Count every line in the data below where "JSON" occurs, then state that number and nothing more.

— Start GIVEN RECORDS —

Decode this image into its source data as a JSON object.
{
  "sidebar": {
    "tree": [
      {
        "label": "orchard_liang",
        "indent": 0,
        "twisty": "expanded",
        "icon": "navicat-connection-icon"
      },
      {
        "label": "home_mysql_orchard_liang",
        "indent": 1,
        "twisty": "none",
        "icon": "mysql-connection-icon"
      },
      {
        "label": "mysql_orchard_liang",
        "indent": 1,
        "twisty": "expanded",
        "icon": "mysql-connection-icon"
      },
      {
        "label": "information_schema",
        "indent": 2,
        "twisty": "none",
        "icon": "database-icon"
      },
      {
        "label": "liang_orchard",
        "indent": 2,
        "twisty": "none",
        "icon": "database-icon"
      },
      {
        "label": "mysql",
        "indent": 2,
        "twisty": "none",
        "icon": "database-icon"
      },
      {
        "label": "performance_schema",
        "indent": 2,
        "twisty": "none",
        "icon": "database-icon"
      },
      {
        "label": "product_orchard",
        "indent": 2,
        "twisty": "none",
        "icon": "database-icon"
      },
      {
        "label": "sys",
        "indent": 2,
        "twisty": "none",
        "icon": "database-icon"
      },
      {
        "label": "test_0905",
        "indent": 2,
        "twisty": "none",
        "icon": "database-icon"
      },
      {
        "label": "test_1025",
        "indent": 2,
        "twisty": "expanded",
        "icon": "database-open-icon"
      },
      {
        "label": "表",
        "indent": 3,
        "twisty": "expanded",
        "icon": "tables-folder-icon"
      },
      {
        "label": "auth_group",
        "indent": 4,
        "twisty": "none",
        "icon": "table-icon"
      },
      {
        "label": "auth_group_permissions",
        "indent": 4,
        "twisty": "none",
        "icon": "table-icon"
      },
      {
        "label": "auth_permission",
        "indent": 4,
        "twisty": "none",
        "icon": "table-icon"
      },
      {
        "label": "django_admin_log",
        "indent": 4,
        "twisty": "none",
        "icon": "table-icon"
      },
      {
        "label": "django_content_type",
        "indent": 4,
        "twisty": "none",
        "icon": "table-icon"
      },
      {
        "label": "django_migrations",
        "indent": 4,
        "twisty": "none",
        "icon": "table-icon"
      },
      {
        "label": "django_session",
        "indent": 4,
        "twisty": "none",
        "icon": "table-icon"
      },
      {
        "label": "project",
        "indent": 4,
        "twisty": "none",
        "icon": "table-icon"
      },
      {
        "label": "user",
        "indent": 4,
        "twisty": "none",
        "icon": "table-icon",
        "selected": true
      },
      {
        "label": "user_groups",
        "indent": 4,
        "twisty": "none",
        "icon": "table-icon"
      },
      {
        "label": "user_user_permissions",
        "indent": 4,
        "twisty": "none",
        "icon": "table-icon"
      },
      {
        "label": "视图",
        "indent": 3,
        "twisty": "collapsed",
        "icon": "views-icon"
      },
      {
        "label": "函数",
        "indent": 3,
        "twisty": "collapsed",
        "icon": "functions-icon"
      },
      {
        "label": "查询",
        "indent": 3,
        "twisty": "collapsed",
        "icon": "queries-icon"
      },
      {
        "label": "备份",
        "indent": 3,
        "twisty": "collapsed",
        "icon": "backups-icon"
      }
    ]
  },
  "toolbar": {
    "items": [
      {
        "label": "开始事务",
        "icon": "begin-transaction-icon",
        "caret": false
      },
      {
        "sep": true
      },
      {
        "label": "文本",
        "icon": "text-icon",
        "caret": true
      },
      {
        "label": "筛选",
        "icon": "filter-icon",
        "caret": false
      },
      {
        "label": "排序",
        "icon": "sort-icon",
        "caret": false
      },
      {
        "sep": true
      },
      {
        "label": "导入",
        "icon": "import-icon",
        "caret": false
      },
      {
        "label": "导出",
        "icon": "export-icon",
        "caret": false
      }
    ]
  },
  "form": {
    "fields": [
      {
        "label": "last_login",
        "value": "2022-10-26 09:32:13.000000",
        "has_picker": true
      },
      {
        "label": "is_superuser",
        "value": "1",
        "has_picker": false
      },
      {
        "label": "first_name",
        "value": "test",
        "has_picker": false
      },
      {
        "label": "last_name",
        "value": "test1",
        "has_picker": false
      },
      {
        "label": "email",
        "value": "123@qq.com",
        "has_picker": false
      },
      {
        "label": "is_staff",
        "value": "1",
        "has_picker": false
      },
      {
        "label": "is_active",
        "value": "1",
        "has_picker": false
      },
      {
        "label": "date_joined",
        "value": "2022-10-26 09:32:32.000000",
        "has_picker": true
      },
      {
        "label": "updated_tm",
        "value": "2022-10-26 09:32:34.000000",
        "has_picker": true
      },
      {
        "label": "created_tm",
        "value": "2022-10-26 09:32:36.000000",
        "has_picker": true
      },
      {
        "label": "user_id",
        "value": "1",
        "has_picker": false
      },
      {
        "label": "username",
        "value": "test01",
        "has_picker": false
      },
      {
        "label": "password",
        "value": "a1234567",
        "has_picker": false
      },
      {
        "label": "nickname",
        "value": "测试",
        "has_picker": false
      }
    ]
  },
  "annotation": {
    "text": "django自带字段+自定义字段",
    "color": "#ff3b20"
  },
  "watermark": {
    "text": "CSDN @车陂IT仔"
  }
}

— End GIVEN RECORDS —
— Start GIVEN RECORDS —

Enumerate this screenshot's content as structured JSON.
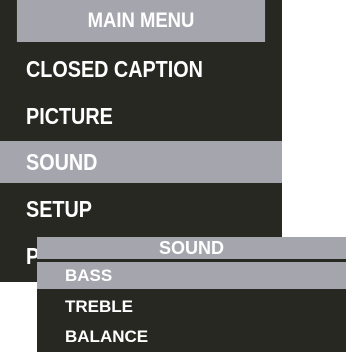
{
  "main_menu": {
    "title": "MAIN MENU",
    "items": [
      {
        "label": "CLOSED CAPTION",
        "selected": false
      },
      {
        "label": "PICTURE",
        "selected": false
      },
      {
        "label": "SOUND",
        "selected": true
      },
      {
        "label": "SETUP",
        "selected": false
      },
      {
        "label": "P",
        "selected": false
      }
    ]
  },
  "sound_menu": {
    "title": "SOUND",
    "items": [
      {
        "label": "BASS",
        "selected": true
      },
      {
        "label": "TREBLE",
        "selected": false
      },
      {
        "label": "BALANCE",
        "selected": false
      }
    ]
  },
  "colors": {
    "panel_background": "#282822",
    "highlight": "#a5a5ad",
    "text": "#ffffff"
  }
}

— End GIVEN RECORDS —

[EXERCISE SOLUTION] 2